§ **Data for the task**:
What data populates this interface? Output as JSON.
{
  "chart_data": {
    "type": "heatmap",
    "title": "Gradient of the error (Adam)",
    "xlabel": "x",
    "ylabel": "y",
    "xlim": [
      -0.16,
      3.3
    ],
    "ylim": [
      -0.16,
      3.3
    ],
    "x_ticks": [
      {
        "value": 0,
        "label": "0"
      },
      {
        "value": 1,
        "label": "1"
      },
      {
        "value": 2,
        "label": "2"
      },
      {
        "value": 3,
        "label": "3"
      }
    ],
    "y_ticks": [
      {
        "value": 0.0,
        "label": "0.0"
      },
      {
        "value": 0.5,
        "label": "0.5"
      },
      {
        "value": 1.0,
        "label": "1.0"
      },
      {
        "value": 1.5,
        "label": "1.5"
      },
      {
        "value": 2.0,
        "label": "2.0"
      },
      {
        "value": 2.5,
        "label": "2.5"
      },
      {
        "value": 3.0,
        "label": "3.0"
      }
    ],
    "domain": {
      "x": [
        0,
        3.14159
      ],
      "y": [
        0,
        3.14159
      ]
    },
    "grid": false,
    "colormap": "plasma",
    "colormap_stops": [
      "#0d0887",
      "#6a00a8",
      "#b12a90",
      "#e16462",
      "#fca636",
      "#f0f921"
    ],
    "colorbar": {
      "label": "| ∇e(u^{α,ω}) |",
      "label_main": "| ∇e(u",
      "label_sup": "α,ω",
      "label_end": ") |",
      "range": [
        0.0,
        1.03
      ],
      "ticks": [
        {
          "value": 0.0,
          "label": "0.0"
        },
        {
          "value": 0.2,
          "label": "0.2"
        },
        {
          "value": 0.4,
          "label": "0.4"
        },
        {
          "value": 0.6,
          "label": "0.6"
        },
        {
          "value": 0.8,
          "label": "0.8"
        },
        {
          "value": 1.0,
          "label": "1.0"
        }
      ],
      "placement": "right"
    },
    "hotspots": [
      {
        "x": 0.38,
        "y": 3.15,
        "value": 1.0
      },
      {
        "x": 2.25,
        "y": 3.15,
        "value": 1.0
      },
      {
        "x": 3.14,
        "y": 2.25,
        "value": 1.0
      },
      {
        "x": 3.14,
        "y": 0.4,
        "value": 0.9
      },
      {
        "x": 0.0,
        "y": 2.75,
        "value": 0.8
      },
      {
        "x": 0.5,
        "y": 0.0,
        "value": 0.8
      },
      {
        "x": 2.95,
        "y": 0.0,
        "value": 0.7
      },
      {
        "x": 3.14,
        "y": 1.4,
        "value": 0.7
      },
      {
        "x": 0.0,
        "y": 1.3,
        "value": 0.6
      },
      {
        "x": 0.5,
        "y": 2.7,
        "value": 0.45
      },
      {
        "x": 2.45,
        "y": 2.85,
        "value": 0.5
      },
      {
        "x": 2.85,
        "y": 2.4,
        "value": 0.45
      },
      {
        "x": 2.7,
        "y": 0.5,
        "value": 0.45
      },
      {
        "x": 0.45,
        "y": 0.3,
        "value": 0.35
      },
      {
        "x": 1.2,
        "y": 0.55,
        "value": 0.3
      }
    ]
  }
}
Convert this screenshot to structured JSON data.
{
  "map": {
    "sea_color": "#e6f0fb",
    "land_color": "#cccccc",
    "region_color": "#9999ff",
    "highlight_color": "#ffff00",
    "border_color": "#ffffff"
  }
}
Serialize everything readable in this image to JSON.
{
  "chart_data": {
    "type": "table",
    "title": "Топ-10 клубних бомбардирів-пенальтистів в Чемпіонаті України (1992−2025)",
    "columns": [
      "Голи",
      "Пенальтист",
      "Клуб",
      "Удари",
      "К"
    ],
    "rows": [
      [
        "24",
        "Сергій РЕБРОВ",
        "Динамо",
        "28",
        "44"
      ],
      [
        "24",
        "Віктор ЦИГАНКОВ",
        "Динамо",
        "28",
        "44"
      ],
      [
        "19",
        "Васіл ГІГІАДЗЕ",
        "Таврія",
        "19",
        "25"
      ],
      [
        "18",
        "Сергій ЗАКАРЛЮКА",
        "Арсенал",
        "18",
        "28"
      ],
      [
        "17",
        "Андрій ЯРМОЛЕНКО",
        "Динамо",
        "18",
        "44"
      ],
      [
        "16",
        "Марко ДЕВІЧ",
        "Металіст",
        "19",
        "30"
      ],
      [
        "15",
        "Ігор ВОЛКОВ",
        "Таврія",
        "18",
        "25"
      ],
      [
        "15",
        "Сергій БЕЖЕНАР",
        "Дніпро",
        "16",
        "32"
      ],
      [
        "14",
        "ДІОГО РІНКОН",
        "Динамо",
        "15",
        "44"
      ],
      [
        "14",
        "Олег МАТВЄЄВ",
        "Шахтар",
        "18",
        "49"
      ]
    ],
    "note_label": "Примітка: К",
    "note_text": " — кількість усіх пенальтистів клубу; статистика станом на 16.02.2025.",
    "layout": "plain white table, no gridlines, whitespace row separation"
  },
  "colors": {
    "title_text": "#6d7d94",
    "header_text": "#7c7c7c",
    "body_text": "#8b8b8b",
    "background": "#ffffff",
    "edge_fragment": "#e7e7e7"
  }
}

§ **What to work on**: Output all of the data again, exactly.

§ **Problem solution**:
What data populates this interface? Output as JSON.
{
  "chart_data": {
    "type": "heatmap",
    "title": "Gradient of the error (Adam)",
    "xlabel": "x",
    "ylabel": "y",
    "xlim": [
      -0.16,
      3.3
    ],
    "ylim": [
      -0.16,
      3.3
    ],
    "x_ticks": [
      {
        "value": 0,
        "label": "0"
      },
      {
        "value": 1,
        "label": "1"
      },
      {
        "value": 2,
        "label": "2"
      },
      {
        "value": 3,
        "label": "3"
      }
    ],
    "y_ticks": [
      {
        "value": 0.0,
        "label": "0.0"
      },
      {
        "value": 0.5,
        "label": "0.5"
      },
      {
        "value": 1.0,
        "label": "1.0"
      },
      {
        "value": 1.5,
        "label": "1.5"
      },
      {
        "value": 2.0,
        "label": "2.0"
      },
      {
        "value": 2.5,
        "label": "2.5"
      },
      {
        "value": 3.0,
        "label": "3.0"
      }
    ],
    "domain": {
      "x": [
        0,
        3.14159
      ],
      "y": [
        0,
        3.14159
      ]
    },
    "grid": false,
    "colormap": "plasma",
    "colormap_stops": [
      "#0d0887",
      "#6a00a8",
      "#b12a90",
      "#e16462",
      "#fca636",
      "#f0f921"
    ],
    "colorbar": {
      "label": "| ∇e(u^{α,ω}) |",
      "label_main": "| ∇e(u",
      "label_sup": "α,ω",
      "label_end": ") |",
      "range": [
        0.0,
        1.03
      ],
      "ticks": [
        {
          "value": 0.0,
          "label": "0.0"
        },
        {
          "value": 0.2,
          "label": "0.2"
        },
        {
          "value": 0.4,
          "label": "0.4"
        },
        {
          "value": 0.6,
          "label": "0.6"
        },
        {
          "value": 0.8,
          "label": "0.8"
        },
        {
          "value": 1.0,
          "label": "1.0"
        }
      ],
      "placement": "right"
    },
    "hotspots": [
      {
        "x": 0.38,
        "y": 3.15,
        "value": 1.0
      },
      {
        "x": 2.25,
        "y": 3.15,
        "value": 1.0
      },
      {
        "x": 3.14,
        "y": 2.25,
        "value": 1.0
      },
      {
        "x": 3.14,
        "y": 0.4,
        "value": 0.9
      },
      {
        "x": 0.0,
        "y": 2.75,
        "value": 0.8
      },
      {
        "x": 0.5,
        "y": 0.0,
        "value": 0.8
      },
      {
        "x": 2.95,
        "y": 0.0,
        "value": 0.7
      },
      {
        "x": 3.14,
        "y": 1.4,
        "value": 0.7
      },
      {
        "x": 0.0,
        "y": 1.3,
        "value": 0.6
      },
      {
        "x": 0.5,
        "y": 2.7,
        "value": 0.45
      },
      {
        "x": 2.45,
        "y": 2.85,
        "value": 0.5
      },
      {
        "x": 2.85,
        "y": 2.4,
        "value": 0.45
      },
      {
        "x": 2.7,
        "y": 0.5,
        "value": 0.45
      },
      {
        "x": 0.45,
        "y": 0.3,
        "value": 0.35
      },
      {
        "x": 1.2,
        "y": 0.55,
        "value": 0.3
      }
    ]
  }
}
Convert this screenshot to structured JSON data.
{
  "map": {
    "sea_color": "#e6f0fb",
    "land_color": "#cccccc",
    "region_color": "#9999ff",
    "highlight_color": "#ffff00",
    "border_color": "#ffffff"
  }
}
Serialize everything readable in this image to JSON.
{
  "chart_data": {
    "type": "table",
    "title": "Топ-10 клубних бомбардирів-пенальтистів в Чемпіонаті України (1992−2025)",
    "columns": [
      "Голи",
      "Пенальтист",
      "Клуб",
      "Удари",
      "К"
    ],
    "rows": [
      [
        "24",
        "Сергій РЕБРОВ",
        "Динамо",
        "28",
        "44"
      ],
      [
        "24",
        "Віктор ЦИГАНКОВ",
        "Динамо",
        "28",
        "44"
      ],
      [
        "19",
        "Васіл ГІГІАДЗЕ",
        "Таврія",
        "19",
        "25"
      ],
      [
        "18",
        "Сергій ЗАКАРЛЮКА",
        "Арсенал",
        "18",
        "28"
      ],
      [
        "17",
        "Андрій ЯРМОЛЕНКО",
        "Динамо",
        "18",
        "44"
      ],
      [
        "16",
        "Марко ДЕВІЧ",
        "Металіст",
        "19",
        "30"
      ],
      [
        "15",
        "Ігор ВОЛКОВ",
        "Таврія",
        "18",
        "25"
      ],
      [
        "15",
        "Сергій БЕЖЕНАР",
        "Дніпро",
        "16",
        "32"
      ],
      [
        "14",
        "ДІОГО РІНКОН",
        "Динамо",
        "15",
        "44"
      ],
      [
        "14",
        "Олег МАТВЄЄВ",
        "Шахтар",
        "18",
        "49"
      ]
    ],
    "note_label": "Примітка: К",
    "note_text": " — кількість усіх пенальтистів клубу; статистика станом на 16.02.2025.",
    "layout": "plain white table, no gridlines, whitespace row separation"
  },
  "colors": {
    "title_text": "#6d7d94",
    "header_text": "#7c7c7c",
    "body_text": "#8b8b8b",
    "background": "#ffffff",
    "edge_fragment": "#e7e7e7"
  }
}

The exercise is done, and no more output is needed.